▶ Exercise details: Write out the lines below exactly, beginning at the line containing "poll-scm-option[interactable]: 轮询 SCM" and continuing through the line containing "option-abort-stuck[interactable]: Abort the", with both of those lines included.

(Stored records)

==*==

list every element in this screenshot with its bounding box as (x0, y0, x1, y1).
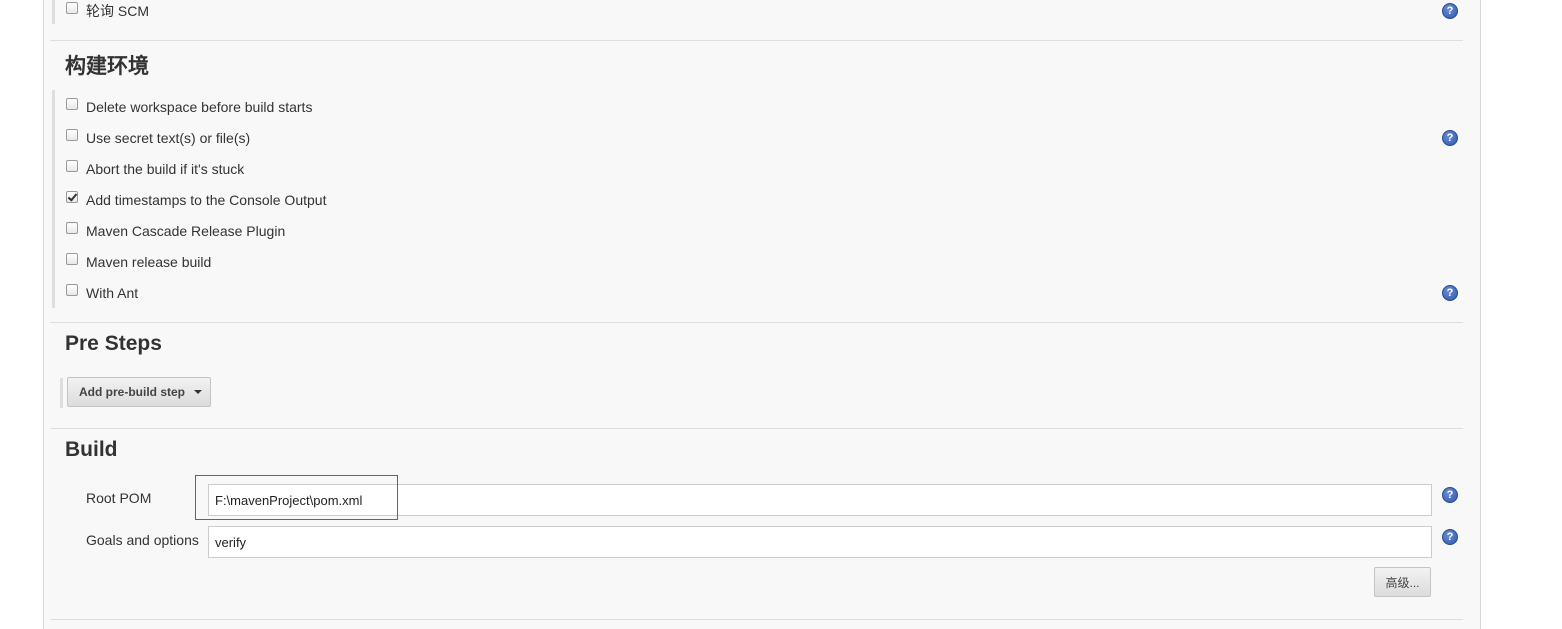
poll-scm-option[interactable]: 轮询 SCM (66, 1, 149, 21)
abort-stuck-checkbox[interactable] (66, 160, 78, 172)
section-left-bar (52, 90, 55, 308)
option-with-ant[interactable]: With Ant (66, 283, 138, 303)
build-title: Build (65, 438, 118, 461)
section-divider (50, 428, 1463, 429)
option-maven-release[interactable]: Maven release build (66, 252, 211, 272)
goals-label: Goals and options (86, 532, 199, 548)
option-label: Maven release build (86, 254, 212, 270)
option-label: Maven Cascade Release Plugin (86, 223, 286, 239)
option-abort-stuck[interactable]: Abort the build if it's stuck (66, 159, 244, 179)
goals-input[interactable] (208, 526, 1432, 558)
job-config-panel: 轮询 SCM ? 构建环境 Delete workspace before bu… (43, 0, 1481, 629)
section-divider (50, 40, 1463, 41)
option-label: Add timestamps to the Console Output (86, 192, 327, 208)
option-label: Delete workspace before build starts (86, 99, 313, 115)
timestamps-checkbox[interactable] (66, 191, 78, 203)
option-timestamps[interactable]: Add timestamps to the Console Output (66, 190, 326, 210)
option-secret-text[interactable]: Use secret text(s) or file(s) (66, 128, 250, 148)
delete-workspace-checkbox[interactable] (66, 98, 78, 110)
section-left-bar (52, 0, 55, 24)
option-delete-workspace[interactable]: Delete workspace before build starts (66, 97, 312, 117)
section-divider (50, 619, 1463, 620)
build-environment-title: 构建环境 (65, 55, 149, 78)
secret-text-checkbox[interactable] (66, 129, 78, 141)
poll-scm-checkbox[interactable] (66, 2, 78, 14)
pre-steps-title: Pre Steps (65, 332, 162, 355)
option-label: With Ant (86, 285, 139, 301)
add-pre-build-step-button[interactable]: Add pre-build step (67, 377, 211, 407)
help-icon[interactable]: ? (1442, 487, 1458, 503)
poll-scm-label: 轮询 SCM (86, 3, 149, 19)
help-icon[interactable]: ? (1442, 3, 1458, 19)
root-pom-input[interactable] (208, 484, 1432, 516)
maven-cascade-checkbox[interactable] (66, 222, 78, 234)
option-label: Use secret text(s) or file(s) (86, 130, 251, 146)
section-left-bar (60, 378, 63, 408)
advanced-button-label: 高级... (1385, 575, 1420, 590)
root-pom-label: Root POM (86, 490, 152, 506)
option-label: Abort the build if it's stuck (86, 161, 245, 177)
with-ant-checkbox[interactable] (66, 284, 78, 296)
help-icon[interactable]: ? (1442, 529, 1458, 545)
help-icon[interactable]: ? (1442, 130, 1458, 146)
option-maven-cascade[interactable]: Maven Cascade Release Plugin (66, 221, 285, 241)
maven-release-checkbox[interactable] (66, 253, 78, 265)
add-pre-build-step-label: Add pre-build step (79, 385, 185, 399)
section-divider (50, 322, 1463, 323)
dropdown-caret-icon (194, 390, 202, 394)
help-icon[interactable]: ? (1442, 285, 1458, 301)
advanced-button[interactable]: 高级... (1374, 567, 1431, 597)
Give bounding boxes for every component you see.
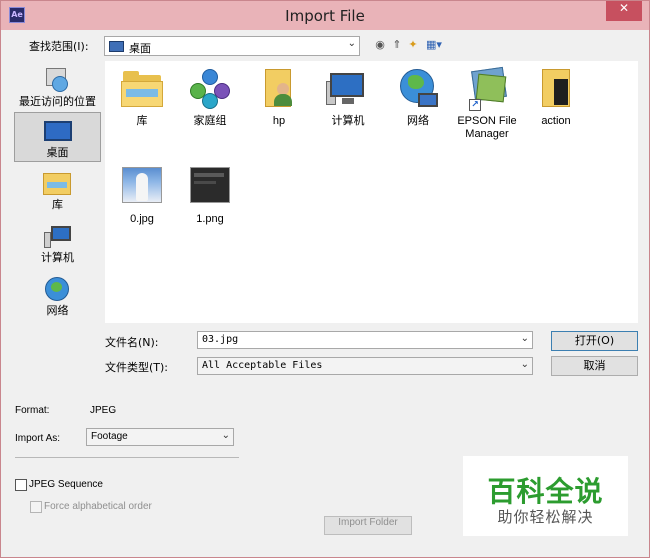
cancel-button[interactable]: 取消 bbox=[551, 356, 638, 376]
file-item-label: action bbox=[541, 115, 571, 127]
import-file-dialog: Ae Import File ✕ 查找范围(I): 桌面 ⌄ ◉ ⇑ ✦ ▦▾ … bbox=[0, 0, 650, 558]
place-libraries[interactable]: 库 bbox=[14, 165, 101, 215]
file-item-1-png[interactable]: 1.png bbox=[173, 165, 247, 226]
place-label: 最近访问的位置 bbox=[19, 95, 96, 108]
file-type-label: 文件类型(T): bbox=[105, 361, 169, 374]
place-label: 网络 bbox=[46, 304, 69, 317]
file-item-libraries[interactable]: 库 bbox=[105, 67, 179, 128]
look-in-value: 桌面 bbox=[129, 42, 151, 55]
libraries-icon bbox=[120, 67, 164, 111]
watermark: 百科全说 助你轻松解决 bbox=[463, 456, 628, 536]
file-item-label: 计算机 bbox=[331, 115, 365, 127]
place-network[interactable]: 网络 bbox=[14, 271, 101, 321]
file-item-action[interactable]: action bbox=[519, 67, 593, 128]
libraries-icon bbox=[42, 169, 72, 197]
image-thumbnail-icon bbox=[188, 165, 232, 209]
new-folder-icon[interactable]: ✦ bbox=[406, 38, 420, 52]
desktop-icon bbox=[109, 41, 124, 52]
file-type-select[interactable]: All Acceptable Files ⌄ bbox=[197, 357, 533, 375]
format-label: Format: bbox=[15, 405, 50, 416]
desktop-icon bbox=[43, 117, 73, 145]
place-computer[interactable]: 计算机 bbox=[14, 218, 101, 268]
import-as-select[interactable]: Footage ⌄ bbox=[86, 428, 234, 446]
up-folder-icon[interactable]: ⇑ bbox=[390, 38, 404, 52]
shortcut-icon: ↗ bbox=[465, 66, 509, 111]
close-button[interactable]: ✕ bbox=[606, 1, 642, 21]
shortcut-arrow-icon: ↗ bbox=[469, 99, 481, 111]
file-item-epson-file-manager[interactable]: ↗ EPSON File Manager bbox=[450, 66, 524, 141]
user-folder-icon bbox=[257, 67, 301, 111]
image-thumbnail-icon bbox=[120, 165, 164, 209]
watermark-title: 百科全说 bbox=[487, 475, 604, 508]
look-in-label: 查找范围(I): bbox=[29, 40, 89, 53]
open-button[interactable]: 打开(O) bbox=[551, 331, 638, 351]
file-item-label: hp bbox=[272, 115, 286, 127]
file-item-computer[interactable]: 计算机 bbox=[311, 67, 385, 128]
place-desktop[interactable]: 桌面 bbox=[14, 112, 101, 162]
place-label: 桌面 bbox=[46, 146, 69, 159]
network-icon bbox=[42, 275, 72, 303]
chevron-down-icon: ⌄ bbox=[347, 38, 356, 49]
file-item-label: 网络 bbox=[407, 115, 429, 127]
file-item-label: 1.png bbox=[196, 213, 224, 225]
file-item-homegroup[interactable]: 家庭组 bbox=[173, 67, 247, 128]
computer-icon bbox=[42, 222, 72, 250]
file-item-label: 家庭组 bbox=[193, 115, 227, 127]
watermark-subtitle: 助你轻松解决 bbox=[497, 508, 594, 526]
place-label: 库 bbox=[52, 198, 63, 211]
chevron-down-icon[interactable]: ⌄ bbox=[521, 333, 529, 344]
title-bar[interactable]: Ae Import File ✕ bbox=[1, 1, 649, 30]
computer-icon bbox=[326, 67, 370, 111]
divider bbox=[15, 457, 239, 458]
recent-places-icon bbox=[42, 66, 72, 94]
file-name-value: 03.jpg bbox=[202, 334, 239, 345]
import-folder-button[interactable]: Import Folder bbox=[324, 516, 412, 535]
file-item-hp[interactable]: hp bbox=[242, 67, 316, 128]
format-value: JPEG bbox=[90, 405, 117, 416]
view-menu-icon[interactable]: ▦▾ bbox=[423, 38, 445, 52]
back-icon[interactable]: ◉ bbox=[373, 38, 387, 52]
place-recent[interactable]: 最近访问的位置 bbox=[14, 62, 101, 112]
jpeg-sequence-checkbox[interactable] bbox=[15, 479, 27, 491]
chevron-down-icon: ⌄ bbox=[221, 430, 230, 441]
look-in-dropdown[interactable]: 桌面 ⌄ bbox=[104, 36, 360, 56]
folder-icon bbox=[534, 67, 578, 111]
import-as-label: Import As: bbox=[15, 433, 61, 444]
file-list-pane[interactable]: 库 家庭组 hp 计算机 网络 ↗ EPSON File Manager act… bbox=[105, 61, 638, 323]
force-alphabetical-checkbox[interactable] bbox=[30, 501, 42, 513]
file-type-value: All Acceptable Files bbox=[202, 360, 323, 371]
homegroup-icon bbox=[188, 67, 232, 111]
file-name-label: 文件名(N): bbox=[105, 336, 159, 349]
file-item-label: 0.jpg bbox=[130, 213, 154, 225]
window-title: Import File bbox=[285, 7, 365, 25]
place-label: 计算机 bbox=[41, 251, 74, 264]
file-item-0-jpg[interactable]: 0.jpg bbox=[105, 165, 179, 226]
file-item-label: 库 bbox=[136, 115, 148, 127]
file-item-label: EPSON File Manager bbox=[457, 115, 517, 140]
file-name-input[interactable]: 03.jpg ⌄ bbox=[197, 331, 533, 349]
import-as-value: Footage bbox=[91, 431, 128, 442]
chevron-down-icon: ⌄ bbox=[520, 359, 529, 370]
jpeg-sequence-label[interactable]: JPEG Sequence bbox=[29, 479, 103, 490]
file-item-network[interactable]: 网络 bbox=[381, 67, 455, 128]
places-bar: 最近访问的位置 桌面 库 计算机 网络 bbox=[14, 62, 101, 324]
network-icon bbox=[396, 67, 440, 111]
force-alphabetical-label[interactable]: Force alphabetical order bbox=[44, 501, 152, 512]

==*==

▶ The response:
poll-scm-option[interactable]: 轮询 SCM (66, 1, 149, 21)
abort-stuck-checkbox[interactable] (66, 160, 78, 172)
section-left-bar (52, 90, 55, 308)
option-with-ant[interactable]: With Ant (66, 283, 138, 303)
build-title: Build (65, 438, 118, 461)
section-divider (50, 428, 1463, 429)
option-maven-release[interactable]: Maven release build (66, 252, 211, 272)
goals-label: Goals and options (86, 532, 199, 548)
option-label: Maven release build (86, 254, 212, 270)
option-label: Maven Cascade Release Plugin (86, 223, 286, 239)
option-abort-stuck[interactable]: Abort the build if it's stuck (66, 159, 244, 179)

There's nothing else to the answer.